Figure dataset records
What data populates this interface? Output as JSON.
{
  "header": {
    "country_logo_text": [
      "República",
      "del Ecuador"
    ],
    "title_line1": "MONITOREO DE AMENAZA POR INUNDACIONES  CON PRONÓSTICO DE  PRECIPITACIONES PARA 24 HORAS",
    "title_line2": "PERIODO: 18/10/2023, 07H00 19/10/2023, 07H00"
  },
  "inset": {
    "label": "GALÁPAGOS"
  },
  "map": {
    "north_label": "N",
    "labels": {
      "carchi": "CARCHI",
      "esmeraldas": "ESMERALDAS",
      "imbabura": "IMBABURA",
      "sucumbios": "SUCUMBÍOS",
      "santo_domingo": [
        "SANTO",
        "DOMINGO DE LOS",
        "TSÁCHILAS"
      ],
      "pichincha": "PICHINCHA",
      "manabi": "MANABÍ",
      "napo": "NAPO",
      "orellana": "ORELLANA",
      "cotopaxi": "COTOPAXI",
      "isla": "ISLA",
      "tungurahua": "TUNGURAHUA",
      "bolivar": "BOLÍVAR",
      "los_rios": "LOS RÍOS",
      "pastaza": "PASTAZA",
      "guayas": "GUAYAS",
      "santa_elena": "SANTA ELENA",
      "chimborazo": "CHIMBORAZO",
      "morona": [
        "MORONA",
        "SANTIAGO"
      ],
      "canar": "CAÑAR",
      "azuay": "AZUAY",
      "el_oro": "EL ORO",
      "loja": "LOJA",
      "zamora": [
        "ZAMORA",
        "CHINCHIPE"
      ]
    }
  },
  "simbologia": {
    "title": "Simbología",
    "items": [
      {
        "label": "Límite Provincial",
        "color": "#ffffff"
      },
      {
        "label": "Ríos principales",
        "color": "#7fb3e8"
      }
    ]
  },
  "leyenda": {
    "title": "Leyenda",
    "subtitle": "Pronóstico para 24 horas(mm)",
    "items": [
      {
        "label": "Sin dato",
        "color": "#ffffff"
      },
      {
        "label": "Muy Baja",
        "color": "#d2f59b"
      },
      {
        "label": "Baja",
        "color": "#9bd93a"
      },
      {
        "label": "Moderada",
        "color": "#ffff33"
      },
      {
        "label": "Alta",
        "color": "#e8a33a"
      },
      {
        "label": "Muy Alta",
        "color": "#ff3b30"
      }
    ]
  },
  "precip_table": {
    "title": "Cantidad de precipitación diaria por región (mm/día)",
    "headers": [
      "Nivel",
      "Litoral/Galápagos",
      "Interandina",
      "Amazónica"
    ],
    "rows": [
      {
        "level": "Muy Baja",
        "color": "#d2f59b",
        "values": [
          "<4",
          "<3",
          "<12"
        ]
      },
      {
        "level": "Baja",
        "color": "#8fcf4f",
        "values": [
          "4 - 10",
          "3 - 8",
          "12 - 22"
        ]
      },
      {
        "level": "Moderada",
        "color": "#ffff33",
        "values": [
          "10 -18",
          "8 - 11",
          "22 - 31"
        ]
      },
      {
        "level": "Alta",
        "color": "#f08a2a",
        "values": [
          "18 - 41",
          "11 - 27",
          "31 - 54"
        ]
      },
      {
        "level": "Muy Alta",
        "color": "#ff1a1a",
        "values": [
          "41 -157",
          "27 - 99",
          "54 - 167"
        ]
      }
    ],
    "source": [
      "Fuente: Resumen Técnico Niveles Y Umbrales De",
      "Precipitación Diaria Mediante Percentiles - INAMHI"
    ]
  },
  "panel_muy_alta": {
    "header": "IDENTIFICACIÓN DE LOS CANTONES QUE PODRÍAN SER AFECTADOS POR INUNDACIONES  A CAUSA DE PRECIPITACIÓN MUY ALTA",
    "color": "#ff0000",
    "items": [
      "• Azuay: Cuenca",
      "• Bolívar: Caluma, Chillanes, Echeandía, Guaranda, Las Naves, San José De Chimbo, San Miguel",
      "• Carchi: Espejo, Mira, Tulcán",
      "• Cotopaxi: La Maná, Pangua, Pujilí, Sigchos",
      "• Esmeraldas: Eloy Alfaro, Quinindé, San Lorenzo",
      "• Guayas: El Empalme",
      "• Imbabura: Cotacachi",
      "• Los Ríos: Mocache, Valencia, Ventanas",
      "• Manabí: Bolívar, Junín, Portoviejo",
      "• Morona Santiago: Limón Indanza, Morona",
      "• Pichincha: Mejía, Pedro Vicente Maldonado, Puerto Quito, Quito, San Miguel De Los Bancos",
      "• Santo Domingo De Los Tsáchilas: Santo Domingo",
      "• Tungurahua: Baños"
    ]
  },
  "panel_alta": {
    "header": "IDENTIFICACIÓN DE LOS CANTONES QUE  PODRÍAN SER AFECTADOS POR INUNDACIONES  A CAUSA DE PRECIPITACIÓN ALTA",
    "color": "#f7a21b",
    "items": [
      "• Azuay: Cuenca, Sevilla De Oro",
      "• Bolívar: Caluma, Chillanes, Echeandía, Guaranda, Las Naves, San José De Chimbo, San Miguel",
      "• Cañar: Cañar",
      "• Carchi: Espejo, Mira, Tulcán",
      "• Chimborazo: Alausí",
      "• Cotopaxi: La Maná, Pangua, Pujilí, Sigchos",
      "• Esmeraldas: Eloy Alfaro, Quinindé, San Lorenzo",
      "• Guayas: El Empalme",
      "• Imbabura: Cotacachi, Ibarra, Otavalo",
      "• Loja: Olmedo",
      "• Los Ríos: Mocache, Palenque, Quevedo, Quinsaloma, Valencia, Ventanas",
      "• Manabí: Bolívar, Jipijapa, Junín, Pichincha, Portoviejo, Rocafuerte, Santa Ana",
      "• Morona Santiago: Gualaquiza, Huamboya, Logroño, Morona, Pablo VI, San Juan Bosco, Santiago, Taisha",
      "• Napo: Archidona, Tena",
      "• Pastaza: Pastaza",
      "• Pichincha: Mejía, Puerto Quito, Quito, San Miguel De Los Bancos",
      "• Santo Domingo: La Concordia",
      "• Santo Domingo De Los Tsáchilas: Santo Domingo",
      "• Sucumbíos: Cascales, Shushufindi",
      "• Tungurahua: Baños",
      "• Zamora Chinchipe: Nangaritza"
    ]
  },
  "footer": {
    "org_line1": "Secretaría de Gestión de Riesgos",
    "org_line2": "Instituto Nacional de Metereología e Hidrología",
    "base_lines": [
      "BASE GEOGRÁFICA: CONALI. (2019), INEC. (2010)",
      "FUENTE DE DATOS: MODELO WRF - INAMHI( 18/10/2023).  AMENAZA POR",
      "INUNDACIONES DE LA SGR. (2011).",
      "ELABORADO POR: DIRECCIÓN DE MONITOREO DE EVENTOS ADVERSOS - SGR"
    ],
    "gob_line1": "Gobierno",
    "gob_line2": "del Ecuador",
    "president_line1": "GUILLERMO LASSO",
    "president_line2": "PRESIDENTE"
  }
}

→ **Your objective**
Read through the entries and copy every line that includes "MONITOREO".

→ **Written response**
    "title_line1": "MONITOREO DE AMENAZA POR INUNDACIONES  CON PRONÓSTICO DE  PRECIPITACIONES PARA 24 HORAS",
      "ELABORADO POR: DIRECCIÓN DE MONITOREO DE EVENTOS ADVERSOS - SGR"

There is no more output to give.